• [Raw data]
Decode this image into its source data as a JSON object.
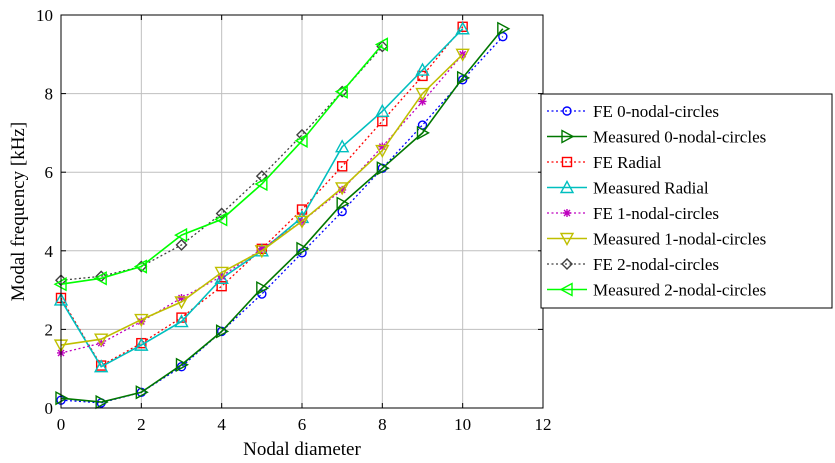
{
  "chart_data": {
    "type": "line",
    "xlabel": "Nodal diameter",
    "ylabel": "Modal frequency [kHz]",
    "xlim": [
      0,
      12
    ],
    "ylim": [
      0,
      10
    ],
    "xticks": [
      0,
      2,
      4,
      6,
      8,
      10,
      12
    ],
    "yticks": [
      0,
      2,
      4,
      6,
      8,
      10
    ],
    "grid": true,
    "legend_position": "right",
    "series": [
      {
        "name": "FE 0-nodal-circles",
        "color": "#0000ff",
        "dash": "dotted",
        "marker": "circle",
        "x": [
          0,
          1,
          2,
          3,
          4,
          5,
          6,
          7,
          8,
          9,
          10,
          11
        ],
        "y": [
          0.2,
          0.13,
          0.4,
          1.05,
          1.95,
          2.9,
          3.95,
          5.0,
          6.1,
          7.2,
          8.35,
          9.45
        ]
      },
      {
        "name": "Measured 0-nodal-circles",
        "color": "#007700",
        "dash": "solid",
        "marker": "triangle-right",
        "x": [
          0,
          1,
          2,
          3,
          4,
          5,
          6,
          7,
          8,
          9,
          10,
          11
        ],
        "y": [
          0.25,
          0.15,
          0.4,
          1.1,
          1.95,
          3.05,
          4.05,
          5.2,
          6.1,
          7.0,
          8.4,
          9.65
        ]
      },
      {
        "name": "FE Radial",
        "color": "#ff0000",
        "dash": "dotted",
        "marker": "square",
        "x": [
          0,
          1,
          2,
          3,
          4,
          5,
          6,
          7,
          8,
          9,
          10
        ],
        "y": [
          2.8,
          1.08,
          1.65,
          2.3,
          3.1,
          4.05,
          5.05,
          6.15,
          7.3,
          8.45,
          9.7
        ]
      },
      {
        "name": "Measured Radial",
        "color": "#00bfbf",
        "dash": "solid",
        "marker": "triangle-up",
        "x": [
          0,
          1,
          2,
          3,
          4,
          5,
          6,
          7,
          8,
          9,
          10
        ],
        "y": [
          2.75,
          1.05,
          1.6,
          2.2,
          3.3,
          4.0,
          4.85,
          6.65,
          7.55,
          8.6,
          9.65
        ]
      },
      {
        "name": "FE 1-nodal-circles",
        "color": "#bf00bf",
        "dash": "dotted",
        "marker": "star",
        "x": [
          0,
          1,
          2,
          3,
          4,
          5,
          6,
          7,
          8,
          9,
          10
        ],
        "y": [
          1.4,
          1.65,
          2.2,
          2.8,
          3.35,
          4.05,
          4.75,
          5.55,
          6.65,
          7.8,
          9.0
        ]
      },
      {
        "name": "Measured 1-nodal-circles",
        "color": "#bfbf00",
        "dash": "solid",
        "marker": "triangle-down",
        "x": [
          0,
          1,
          2,
          3,
          4,
          5,
          6,
          7,
          8,
          9,
          10
        ],
        "y": [
          1.6,
          1.75,
          2.25,
          2.7,
          3.45,
          4.0,
          4.75,
          5.6,
          6.55,
          8.0,
          9.0
        ]
      },
      {
        "name": "FE 2-nodal-circles",
        "color": "#404040",
        "dash": "dotted",
        "marker": "diamond",
        "x": [
          0,
          1,
          2,
          3,
          4,
          5,
          6,
          7,
          8
        ],
        "y": [
          3.25,
          3.35,
          3.6,
          4.15,
          4.95,
          5.9,
          6.95,
          8.05,
          9.2
        ]
      },
      {
        "name": "Measured 2-nodal-circles",
        "color": "#00ff00",
        "dash": "solid",
        "marker": "triangle-left",
        "x": [
          0,
          1,
          2,
          3,
          4,
          5,
          6,
          7,
          8
        ],
        "y": [
          3.15,
          3.3,
          3.6,
          4.4,
          4.8,
          5.7,
          6.8,
          8.05,
          9.25
        ]
      }
    ]
  }
}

• [What this task involves] Only lines holding the string "name" are wanted; gather each one from the entries above.

• [Answer in full]
        "name": "FE 0-nodal-circles",
        "name": "Measured 0-nodal-circles",
        "name": "FE Radial",
        "name": "Measured Radial",
        "name": "FE 1-nodal-circles",
        "name": "Measured 1-nodal-circles",
        "name": "FE 2-nodal-circles",
        "name": "Measured 2-nodal-circles",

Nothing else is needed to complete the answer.